Determine how many lines contain the string "center", then reply with that figure only.

Dataset items
........
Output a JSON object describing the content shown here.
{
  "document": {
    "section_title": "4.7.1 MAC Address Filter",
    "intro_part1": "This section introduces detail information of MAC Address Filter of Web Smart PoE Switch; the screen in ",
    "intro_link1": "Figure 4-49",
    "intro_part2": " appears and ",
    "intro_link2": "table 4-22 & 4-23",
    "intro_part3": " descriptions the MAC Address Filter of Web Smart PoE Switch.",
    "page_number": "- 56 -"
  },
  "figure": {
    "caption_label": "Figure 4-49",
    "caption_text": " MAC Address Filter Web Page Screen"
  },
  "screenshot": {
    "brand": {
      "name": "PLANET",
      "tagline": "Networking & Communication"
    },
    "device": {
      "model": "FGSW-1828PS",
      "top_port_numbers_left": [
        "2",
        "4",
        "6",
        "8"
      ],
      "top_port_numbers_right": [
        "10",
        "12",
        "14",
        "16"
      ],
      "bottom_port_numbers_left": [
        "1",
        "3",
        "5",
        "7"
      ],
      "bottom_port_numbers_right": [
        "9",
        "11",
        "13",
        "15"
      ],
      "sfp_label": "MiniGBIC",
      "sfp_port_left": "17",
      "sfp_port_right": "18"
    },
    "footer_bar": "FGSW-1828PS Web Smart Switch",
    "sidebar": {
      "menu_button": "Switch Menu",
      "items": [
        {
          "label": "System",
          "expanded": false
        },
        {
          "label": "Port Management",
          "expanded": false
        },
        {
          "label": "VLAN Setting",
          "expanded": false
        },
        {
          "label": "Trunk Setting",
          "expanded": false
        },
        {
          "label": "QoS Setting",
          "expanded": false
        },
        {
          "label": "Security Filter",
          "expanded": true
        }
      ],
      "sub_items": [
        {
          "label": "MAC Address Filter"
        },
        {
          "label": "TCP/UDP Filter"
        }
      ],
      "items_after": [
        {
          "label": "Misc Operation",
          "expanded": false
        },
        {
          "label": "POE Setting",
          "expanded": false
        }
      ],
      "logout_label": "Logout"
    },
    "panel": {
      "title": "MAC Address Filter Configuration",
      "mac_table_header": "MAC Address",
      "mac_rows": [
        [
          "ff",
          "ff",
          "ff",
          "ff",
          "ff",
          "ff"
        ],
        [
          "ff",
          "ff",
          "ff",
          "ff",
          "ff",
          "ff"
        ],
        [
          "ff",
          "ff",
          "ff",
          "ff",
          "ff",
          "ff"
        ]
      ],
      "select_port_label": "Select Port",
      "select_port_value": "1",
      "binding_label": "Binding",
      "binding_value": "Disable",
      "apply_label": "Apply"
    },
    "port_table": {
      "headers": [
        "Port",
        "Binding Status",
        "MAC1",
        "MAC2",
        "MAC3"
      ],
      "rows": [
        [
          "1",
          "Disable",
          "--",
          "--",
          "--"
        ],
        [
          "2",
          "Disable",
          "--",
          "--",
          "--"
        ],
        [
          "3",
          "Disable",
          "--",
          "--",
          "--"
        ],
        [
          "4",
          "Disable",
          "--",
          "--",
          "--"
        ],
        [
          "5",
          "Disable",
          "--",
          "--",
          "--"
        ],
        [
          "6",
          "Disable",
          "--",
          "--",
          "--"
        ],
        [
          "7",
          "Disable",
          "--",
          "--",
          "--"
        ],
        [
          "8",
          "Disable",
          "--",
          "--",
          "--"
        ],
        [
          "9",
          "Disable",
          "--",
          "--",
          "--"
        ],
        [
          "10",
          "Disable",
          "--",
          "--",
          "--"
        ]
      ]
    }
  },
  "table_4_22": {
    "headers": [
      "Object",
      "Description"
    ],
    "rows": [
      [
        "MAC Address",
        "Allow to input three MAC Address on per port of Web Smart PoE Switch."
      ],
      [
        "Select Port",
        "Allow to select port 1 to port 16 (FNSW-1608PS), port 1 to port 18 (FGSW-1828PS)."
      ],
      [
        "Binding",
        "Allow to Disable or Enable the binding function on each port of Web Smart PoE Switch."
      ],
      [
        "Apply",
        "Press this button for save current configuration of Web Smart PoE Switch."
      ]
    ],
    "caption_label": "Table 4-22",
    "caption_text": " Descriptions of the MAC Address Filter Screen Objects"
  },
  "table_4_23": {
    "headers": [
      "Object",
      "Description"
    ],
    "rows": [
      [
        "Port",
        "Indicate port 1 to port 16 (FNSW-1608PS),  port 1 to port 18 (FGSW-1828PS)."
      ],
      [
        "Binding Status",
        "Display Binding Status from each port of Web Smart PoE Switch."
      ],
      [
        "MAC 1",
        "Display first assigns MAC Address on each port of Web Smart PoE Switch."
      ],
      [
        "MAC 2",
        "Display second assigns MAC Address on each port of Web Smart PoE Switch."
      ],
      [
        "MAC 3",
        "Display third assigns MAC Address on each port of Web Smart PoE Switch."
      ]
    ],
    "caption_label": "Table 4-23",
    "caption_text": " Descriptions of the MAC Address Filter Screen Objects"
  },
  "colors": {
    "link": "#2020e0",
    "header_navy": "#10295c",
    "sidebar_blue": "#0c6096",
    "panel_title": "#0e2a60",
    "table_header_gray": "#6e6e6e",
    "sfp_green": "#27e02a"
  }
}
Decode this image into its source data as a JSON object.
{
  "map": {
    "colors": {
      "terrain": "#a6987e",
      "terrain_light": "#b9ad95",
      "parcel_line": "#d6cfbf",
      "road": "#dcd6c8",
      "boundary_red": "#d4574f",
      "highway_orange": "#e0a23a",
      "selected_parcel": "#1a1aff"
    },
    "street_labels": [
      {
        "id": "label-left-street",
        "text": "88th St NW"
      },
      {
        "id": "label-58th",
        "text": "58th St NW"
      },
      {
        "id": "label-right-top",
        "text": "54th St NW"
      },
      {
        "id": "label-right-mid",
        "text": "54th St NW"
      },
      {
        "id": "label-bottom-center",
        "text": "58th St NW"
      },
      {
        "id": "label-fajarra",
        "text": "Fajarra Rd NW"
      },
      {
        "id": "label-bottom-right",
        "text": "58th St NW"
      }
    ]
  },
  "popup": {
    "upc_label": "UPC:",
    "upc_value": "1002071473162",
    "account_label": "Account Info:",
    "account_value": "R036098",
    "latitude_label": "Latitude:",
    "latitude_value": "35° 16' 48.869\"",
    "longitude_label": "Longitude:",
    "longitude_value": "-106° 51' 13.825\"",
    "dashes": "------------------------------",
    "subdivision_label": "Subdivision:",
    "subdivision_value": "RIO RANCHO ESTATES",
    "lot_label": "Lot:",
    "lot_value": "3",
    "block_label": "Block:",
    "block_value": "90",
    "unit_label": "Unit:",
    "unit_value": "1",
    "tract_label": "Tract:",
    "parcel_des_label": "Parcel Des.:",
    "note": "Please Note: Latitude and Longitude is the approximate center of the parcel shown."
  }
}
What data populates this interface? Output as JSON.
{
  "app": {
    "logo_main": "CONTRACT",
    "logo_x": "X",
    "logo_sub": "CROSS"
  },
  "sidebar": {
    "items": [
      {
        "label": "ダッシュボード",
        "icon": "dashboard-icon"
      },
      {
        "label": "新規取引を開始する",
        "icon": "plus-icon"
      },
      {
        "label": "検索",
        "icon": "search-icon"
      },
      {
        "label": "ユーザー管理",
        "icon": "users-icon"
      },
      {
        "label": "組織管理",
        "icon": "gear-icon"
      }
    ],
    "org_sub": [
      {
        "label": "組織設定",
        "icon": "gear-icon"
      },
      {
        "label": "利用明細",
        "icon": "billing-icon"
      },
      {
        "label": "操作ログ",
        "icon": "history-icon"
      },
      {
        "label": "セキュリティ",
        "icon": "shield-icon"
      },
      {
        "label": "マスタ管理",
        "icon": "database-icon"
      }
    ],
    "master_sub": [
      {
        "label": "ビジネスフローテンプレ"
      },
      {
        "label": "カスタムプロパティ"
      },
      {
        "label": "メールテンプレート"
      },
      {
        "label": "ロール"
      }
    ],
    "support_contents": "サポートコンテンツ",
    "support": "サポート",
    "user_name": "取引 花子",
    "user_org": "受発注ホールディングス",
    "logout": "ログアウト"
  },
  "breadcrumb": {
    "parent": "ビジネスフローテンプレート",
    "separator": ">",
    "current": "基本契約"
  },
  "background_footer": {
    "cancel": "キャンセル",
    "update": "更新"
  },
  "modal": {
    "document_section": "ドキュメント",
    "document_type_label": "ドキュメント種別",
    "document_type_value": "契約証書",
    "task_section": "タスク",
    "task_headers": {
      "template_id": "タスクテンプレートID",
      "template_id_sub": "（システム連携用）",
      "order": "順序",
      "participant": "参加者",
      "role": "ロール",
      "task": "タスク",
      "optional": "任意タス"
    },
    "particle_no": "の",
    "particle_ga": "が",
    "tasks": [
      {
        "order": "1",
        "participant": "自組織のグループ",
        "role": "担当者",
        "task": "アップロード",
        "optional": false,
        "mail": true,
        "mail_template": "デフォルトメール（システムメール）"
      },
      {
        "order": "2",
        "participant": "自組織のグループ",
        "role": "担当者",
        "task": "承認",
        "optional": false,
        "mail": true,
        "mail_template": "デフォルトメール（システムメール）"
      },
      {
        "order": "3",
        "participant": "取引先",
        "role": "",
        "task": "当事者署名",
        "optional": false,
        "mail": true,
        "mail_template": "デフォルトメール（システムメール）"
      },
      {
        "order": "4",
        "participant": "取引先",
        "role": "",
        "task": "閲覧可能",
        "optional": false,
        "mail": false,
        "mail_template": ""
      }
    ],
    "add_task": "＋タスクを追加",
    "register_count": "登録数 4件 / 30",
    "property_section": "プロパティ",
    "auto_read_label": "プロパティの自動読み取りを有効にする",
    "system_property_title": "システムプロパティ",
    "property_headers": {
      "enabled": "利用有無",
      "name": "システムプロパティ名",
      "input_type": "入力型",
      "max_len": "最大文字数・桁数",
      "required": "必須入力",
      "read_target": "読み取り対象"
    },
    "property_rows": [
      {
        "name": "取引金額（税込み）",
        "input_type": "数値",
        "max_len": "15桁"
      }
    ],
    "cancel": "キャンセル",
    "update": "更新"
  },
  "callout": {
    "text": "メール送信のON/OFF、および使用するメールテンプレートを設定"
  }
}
........
- [Response to this exercise] 2